**Exercise details**:
Show only lines that include "this".

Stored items

►

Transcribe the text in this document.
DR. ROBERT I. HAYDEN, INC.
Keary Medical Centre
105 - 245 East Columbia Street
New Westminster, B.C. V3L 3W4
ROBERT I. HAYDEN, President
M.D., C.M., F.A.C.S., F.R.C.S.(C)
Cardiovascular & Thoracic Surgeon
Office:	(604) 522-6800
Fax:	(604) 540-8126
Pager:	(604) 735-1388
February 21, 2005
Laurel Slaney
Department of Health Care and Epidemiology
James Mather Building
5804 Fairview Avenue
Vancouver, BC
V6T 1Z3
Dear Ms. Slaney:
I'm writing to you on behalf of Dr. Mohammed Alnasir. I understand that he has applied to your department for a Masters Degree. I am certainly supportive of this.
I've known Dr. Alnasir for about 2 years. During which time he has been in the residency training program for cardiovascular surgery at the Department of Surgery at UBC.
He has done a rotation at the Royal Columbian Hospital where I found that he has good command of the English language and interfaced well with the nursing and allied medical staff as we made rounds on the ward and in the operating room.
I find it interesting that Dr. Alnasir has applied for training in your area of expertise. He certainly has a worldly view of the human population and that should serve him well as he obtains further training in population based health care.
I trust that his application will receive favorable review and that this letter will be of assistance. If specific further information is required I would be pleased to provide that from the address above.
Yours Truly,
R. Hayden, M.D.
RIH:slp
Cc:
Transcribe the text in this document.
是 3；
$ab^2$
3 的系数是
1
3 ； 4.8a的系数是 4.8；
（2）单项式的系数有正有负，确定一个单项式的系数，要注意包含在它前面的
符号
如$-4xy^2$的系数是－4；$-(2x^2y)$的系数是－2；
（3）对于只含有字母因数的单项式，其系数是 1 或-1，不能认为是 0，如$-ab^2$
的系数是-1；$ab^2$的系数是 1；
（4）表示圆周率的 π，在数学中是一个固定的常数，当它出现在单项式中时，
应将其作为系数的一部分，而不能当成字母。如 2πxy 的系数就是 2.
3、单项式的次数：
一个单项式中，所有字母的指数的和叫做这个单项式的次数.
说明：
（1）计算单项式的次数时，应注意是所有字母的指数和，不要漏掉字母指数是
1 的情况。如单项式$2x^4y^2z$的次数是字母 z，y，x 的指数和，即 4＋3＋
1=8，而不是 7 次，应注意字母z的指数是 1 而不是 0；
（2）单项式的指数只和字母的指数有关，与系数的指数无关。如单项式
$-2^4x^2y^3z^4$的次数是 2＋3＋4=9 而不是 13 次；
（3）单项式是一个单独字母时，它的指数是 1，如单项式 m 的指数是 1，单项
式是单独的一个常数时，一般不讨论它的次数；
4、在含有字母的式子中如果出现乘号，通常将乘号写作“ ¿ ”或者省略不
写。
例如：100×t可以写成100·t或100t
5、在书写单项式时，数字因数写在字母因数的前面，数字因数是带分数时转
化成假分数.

◄

**Task response**:
Transcribe the text in this document.
I'm writing to you on behalf of Dr. Mohammed Alnasir. I understand that he has applied to your department for a Masters Degree. I am certainly supportive of this.
I trust that his application will receive favorable review and that this letter will be of assistance. If specific further information is required I would be pleased to provide that from the address above.
Transcribe the text in this document.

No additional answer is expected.